Records from a collection of figures:
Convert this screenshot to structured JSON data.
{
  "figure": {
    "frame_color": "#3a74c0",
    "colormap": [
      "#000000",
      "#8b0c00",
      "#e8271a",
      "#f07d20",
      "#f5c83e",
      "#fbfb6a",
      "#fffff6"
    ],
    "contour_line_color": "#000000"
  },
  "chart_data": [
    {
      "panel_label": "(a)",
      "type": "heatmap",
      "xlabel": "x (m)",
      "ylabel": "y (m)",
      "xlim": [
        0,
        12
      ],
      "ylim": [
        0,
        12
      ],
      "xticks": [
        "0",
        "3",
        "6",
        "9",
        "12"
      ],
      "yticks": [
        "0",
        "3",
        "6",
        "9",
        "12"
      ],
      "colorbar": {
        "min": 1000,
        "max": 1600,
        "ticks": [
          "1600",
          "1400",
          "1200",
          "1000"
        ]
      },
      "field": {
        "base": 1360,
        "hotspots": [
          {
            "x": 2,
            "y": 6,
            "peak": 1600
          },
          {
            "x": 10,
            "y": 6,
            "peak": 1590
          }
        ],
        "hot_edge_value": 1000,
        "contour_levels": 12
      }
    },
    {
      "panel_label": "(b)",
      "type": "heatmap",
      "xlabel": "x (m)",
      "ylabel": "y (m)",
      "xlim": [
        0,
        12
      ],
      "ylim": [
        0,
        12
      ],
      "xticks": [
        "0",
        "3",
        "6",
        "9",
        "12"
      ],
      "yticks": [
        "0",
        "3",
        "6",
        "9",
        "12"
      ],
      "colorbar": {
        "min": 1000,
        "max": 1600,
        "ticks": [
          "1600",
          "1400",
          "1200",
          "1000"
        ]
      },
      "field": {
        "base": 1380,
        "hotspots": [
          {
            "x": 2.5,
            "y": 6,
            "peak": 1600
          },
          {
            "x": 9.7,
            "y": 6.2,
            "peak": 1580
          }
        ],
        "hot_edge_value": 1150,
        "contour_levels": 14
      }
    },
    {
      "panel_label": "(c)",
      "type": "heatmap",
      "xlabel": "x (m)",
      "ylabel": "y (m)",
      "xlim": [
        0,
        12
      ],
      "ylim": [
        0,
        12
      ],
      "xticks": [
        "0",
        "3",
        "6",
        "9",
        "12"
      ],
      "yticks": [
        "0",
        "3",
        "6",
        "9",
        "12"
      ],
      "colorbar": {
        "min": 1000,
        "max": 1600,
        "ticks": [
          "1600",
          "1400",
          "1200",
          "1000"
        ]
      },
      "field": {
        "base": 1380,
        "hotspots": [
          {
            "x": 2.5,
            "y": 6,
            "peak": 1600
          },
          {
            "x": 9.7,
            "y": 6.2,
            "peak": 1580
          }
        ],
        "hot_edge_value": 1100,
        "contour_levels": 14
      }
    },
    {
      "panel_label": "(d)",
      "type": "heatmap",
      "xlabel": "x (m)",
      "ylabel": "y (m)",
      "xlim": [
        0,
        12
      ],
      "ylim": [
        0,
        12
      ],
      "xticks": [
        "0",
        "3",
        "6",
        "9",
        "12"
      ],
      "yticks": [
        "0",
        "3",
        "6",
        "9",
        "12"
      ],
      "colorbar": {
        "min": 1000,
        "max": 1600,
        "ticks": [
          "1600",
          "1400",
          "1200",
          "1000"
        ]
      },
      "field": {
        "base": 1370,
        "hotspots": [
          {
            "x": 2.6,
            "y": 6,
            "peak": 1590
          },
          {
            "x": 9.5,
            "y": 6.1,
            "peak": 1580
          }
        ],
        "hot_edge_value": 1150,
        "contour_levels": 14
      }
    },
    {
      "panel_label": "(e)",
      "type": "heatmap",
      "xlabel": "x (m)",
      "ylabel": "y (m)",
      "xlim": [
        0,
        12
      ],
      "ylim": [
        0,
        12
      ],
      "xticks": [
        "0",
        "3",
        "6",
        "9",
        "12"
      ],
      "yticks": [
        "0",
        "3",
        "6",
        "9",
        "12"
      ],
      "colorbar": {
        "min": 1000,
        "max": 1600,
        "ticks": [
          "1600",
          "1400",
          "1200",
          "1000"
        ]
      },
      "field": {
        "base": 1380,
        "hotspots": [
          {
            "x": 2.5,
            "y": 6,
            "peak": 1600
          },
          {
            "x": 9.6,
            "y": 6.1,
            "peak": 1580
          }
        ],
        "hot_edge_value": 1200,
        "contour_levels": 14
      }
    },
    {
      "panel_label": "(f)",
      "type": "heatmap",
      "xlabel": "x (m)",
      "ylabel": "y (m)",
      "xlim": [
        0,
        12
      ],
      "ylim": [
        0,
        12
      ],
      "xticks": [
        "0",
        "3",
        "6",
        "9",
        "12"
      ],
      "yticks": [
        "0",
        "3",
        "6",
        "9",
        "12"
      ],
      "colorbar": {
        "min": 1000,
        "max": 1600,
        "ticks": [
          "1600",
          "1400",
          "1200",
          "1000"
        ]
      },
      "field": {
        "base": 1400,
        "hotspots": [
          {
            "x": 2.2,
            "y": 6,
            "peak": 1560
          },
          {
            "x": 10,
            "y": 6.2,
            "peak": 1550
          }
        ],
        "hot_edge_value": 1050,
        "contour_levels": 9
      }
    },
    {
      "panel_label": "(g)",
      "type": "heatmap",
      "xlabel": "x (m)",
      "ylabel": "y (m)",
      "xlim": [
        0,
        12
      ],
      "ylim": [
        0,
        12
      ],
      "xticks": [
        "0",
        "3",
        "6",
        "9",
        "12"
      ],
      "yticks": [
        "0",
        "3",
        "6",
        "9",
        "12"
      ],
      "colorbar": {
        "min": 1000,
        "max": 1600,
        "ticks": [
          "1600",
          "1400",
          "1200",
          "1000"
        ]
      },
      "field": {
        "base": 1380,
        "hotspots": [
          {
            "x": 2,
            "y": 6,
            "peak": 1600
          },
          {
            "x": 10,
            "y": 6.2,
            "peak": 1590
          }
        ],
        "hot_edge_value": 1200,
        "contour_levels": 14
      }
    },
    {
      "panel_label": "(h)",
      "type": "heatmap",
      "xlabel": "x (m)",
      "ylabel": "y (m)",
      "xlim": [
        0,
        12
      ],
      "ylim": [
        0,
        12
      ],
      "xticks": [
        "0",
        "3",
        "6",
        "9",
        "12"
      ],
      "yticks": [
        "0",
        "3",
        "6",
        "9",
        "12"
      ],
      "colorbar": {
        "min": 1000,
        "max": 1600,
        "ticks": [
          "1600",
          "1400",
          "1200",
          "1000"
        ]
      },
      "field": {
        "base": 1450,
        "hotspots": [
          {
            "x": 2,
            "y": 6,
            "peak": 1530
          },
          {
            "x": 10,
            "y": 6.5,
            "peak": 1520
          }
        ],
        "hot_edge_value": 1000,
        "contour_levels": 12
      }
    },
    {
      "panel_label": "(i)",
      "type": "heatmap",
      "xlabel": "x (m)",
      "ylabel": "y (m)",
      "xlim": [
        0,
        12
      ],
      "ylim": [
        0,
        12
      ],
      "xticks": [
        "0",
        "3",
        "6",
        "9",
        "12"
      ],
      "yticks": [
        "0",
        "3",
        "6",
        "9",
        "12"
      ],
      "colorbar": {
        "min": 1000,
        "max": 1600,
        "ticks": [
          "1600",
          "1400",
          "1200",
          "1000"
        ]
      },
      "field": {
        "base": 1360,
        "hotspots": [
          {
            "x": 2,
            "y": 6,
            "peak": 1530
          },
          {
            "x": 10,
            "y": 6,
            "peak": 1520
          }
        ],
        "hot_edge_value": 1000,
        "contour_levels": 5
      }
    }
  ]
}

Challenge —
Write out the entries in full, exactly as given.

Finished task —
Convert this screenshot to structured JSON data.
{
  "figure": {
    "frame_color": "#3a74c0",
    "colormap": [
      "#000000",
      "#8b0c00",
      "#e8271a",
      "#f07d20",
      "#f5c83e",
      "#fbfb6a",
      "#fffff6"
    ],
    "contour_line_color": "#000000"
  },
  "chart_data": [
    {
      "panel_label": "(a)",
      "type": "heatmap",
      "xlabel": "x (m)",
      "ylabel": "y (m)",
      "xlim": [
        0,
        12
      ],
      "ylim": [
        0,
        12
      ],
      "xticks": [
        "0",
        "3",
        "6",
        "9",
        "12"
      ],
      "yticks": [
        "0",
        "3",
        "6",
        "9",
        "12"
      ],
      "colorbar": {
        "min": 1000,
        "max": 1600,
        "ticks": [
          "1600",
          "1400",
          "1200",
          "1000"
        ]
      },
      "field": {
        "base": 1360,
        "hotspots": [
          {
            "x": 2,
            "y": 6,
            "peak": 1600
          },
          {
            "x": 10,
            "y": 6,
            "peak": 1590
          }
        ],
        "hot_edge_value": 1000,
        "contour_levels": 12
      }
    },
    {
      "panel_label": "(b)",
      "type": "heatmap",
      "xlabel": "x (m)",
      "ylabel": "y (m)",
      "xlim": [
        0,
        12
      ],
      "ylim": [
        0,
        12
      ],
      "xticks": [
        "0",
        "3",
        "6",
        "9",
        "12"
      ],
      "yticks": [
        "0",
        "3",
        "6",
        "9",
        "12"
      ],
      "colorbar": {
        "min": 1000,
        "max": 1600,
        "ticks": [
          "1600",
          "1400",
          "1200",
          "1000"
        ]
      },
      "field": {
        "base": 1380,
        "hotspots": [
          {
            "x": 2.5,
            "y": 6,
            "peak": 1600
          },
          {
            "x": 9.7,
            "y": 6.2,
            "peak": 1580
          }
        ],
        "hot_edge_value": 1150,
        "contour_levels": 14
      }
    },
    {
      "panel_label": "(c)",
      "type": "heatmap",
      "xlabel": "x (m)",
      "ylabel": "y (m)",
      "xlim": [
        0,
        12
      ],
      "ylim": [
        0,
        12
      ],
      "xticks": [
        "0",
        "3",
        "6",
        "9",
        "12"
      ],
      "yticks": [
        "0",
        "3",
        "6",
        "9",
        "12"
      ],
      "colorbar": {
        "min": 1000,
        "max": 1600,
        "ticks": [
          "1600",
          "1400",
          "1200",
          "1000"
        ]
      },
      "field": {
        "base": 1380,
        "hotspots": [
          {
            "x": 2.5,
            "y": 6,
            "peak": 1600
          },
          {
            "x": 9.7,
            "y": 6.2,
            "peak": 1580
          }
        ],
        "hot_edge_value": 1100,
        "contour_levels": 14
      }
    },
    {
      "panel_label": "(d)",
      "type": "heatmap",
      "xlabel": "x (m)",
      "ylabel": "y (m)",
      "xlim": [
        0,
        12
      ],
      "ylim": [
        0,
        12
      ],
      "xticks": [
        "0",
        "3",
        "6",
        "9",
        "12"
      ],
      "yticks": [
        "0",
        "3",
        "6",
        "9",
        "12"
      ],
      "colorbar": {
        "min": 1000,
        "max": 1600,
        "ticks": [
          "1600",
          "1400",
          "1200",
          "1000"
        ]
      },
      "field": {
        "base": 1370,
        "hotspots": [
          {
            "x": 2.6,
            "y": 6,
            "peak": 1590
          },
          {
            "x": 9.5,
            "y": 6.1,
            "peak": 1580
          }
        ],
        "hot_edge_value": 1150,
        "contour_levels": 14
      }
    },
    {
      "panel_label": "(e)",
      "type": "heatmap",
      "xlabel": "x (m)",
      "ylabel": "y (m)",
      "xlim": [
        0,
        12
      ],
      "ylim": [
        0,
        12
      ],
      "xticks": [
        "0",
        "3",
        "6",
        "9",
        "12"
      ],
      "yticks": [
        "0",
        "3",
        "6",
        "9",
        "12"
      ],
      "colorbar": {
        "min": 1000,
        "max": 1600,
        "ticks": [
          "1600",
          "1400",
          "1200",
          "1000"
        ]
      },
      "field": {
        "base": 1380,
        "hotspots": [
          {
            "x": 2.5,
            "y": 6,
            "peak": 1600
          },
          {
            "x": 9.6,
            "y": 6.1,
            "peak": 1580
          }
        ],
        "hot_edge_value": 1200,
        "contour_levels": 14
      }
    },
    {
      "panel_label": "(f)",
      "type": "heatmap",
      "xlabel": "x (m)",
      "ylabel": "y (m)",
      "xlim": [
        0,
        12
      ],
      "ylim": [
        0,
        12
      ],
      "xticks": [
        "0",
        "3",
        "6",
        "9",
        "12"
      ],
      "yticks": [
        "0",
        "3",
        "6",
        "9",
        "12"
      ],
      "colorbar": {
        "min": 1000,
        "max": 1600,
        "ticks": [
          "1600",
          "1400",
          "1200",
          "1000"
        ]
      },
      "field": {
        "base": 1400,
        "hotspots": [
          {
            "x": 2.2,
            "y": 6,
            "peak": 1560
          },
          {
            "x": 10,
            "y": 6.2,
            "peak": 1550
          }
        ],
        "hot_edge_value": 1050,
        "contour_levels": 9
      }
    },
    {
      "panel_label": "(g)",
      "type": "heatmap",
      "xlabel": "x (m)",
      "ylabel": "y (m)",
      "xlim": [
        0,
        12
      ],
      "ylim": [
        0,
        12
      ],
      "xticks": [
        "0",
        "3",
        "6",
        "9",
        "12"
      ],
      "yticks": [
        "0",
        "3",
        "6",
        "9",
        "12"
      ],
      "colorbar": {
        "min": 1000,
        "max": 1600,
        "ticks": [
          "1600",
          "1400",
          "1200",
          "1000"
        ]
      },
      "field": {
        "base": 1380,
        "hotspots": [
          {
            "x": 2,
            "y": 6,
            "peak": 1600
          },
          {
            "x": 10,
            "y": 6.2,
            "peak": 1590
          }
        ],
        "hot_edge_value": 1200,
        "contour_levels": 14
      }
    },
    {
      "panel_label": "(h)",
      "type": "heatmap",
      "xlabel": "x (m)",
      "ylabel": "y (m)",
      "xlim": [
        0,
        12
      ],
      "ylim": [
        0,
        12
      ],
      "xticks": [
        "0",
        "3",
        "6",
        "9",
        "12"
      ],
      "yticks": [
        "0",
        "3",
        "6",
        "9",
        "12"
      ],
      "colorbar": {
        "min": 1000,
        "max": 1600,
        "ticks": [
          "1600",
          "1400",
          "1200",
          "1000"
        ]
      },
      "field": {
        "base": 1450,
        "hotspots": [
          {
            "x": 2,
            "y": 6,
            "peak": 1530
          },
          {
            "x": 10,
            "y": 6.5,
            "peak": 1520
          }
        ],
        "hot_edge_value": 1000,
        "contour_levels": 12
      }
    },
    {
      "panel_label": "(i)",
      "type": "heatmap",
      "xlabel": "x (m)",
      "ylabel": "y (m)",
      "xlim": [
        0,
        12
      ],
      "ylim": [
        0,
        12
      ],
      "xticks": [
        "0",
        "3",
        "6",
        "9",
        "12"
      ],
      "yticks": [
        "0",
        "3",
        "6",
        "9",
        "12"
      ],
      "colorbar": {
        "min": 1000,
        "max": 1600,
        "ticks": [
          "1600",
          "1400",
          "1200",
          "1000"
        ]
      },
      "field": {
        "base": 1360,
        "hotspots": [
          {
            "x": 2,
            "y": 6,
            "peak": 1530
          },
          {
            "x": 10,
            "y": 6,
            "peak": 1520
          }
        ],
        "hot_edge_value": 1000,
        "contour_levels": 5
      }
    }
  ]
}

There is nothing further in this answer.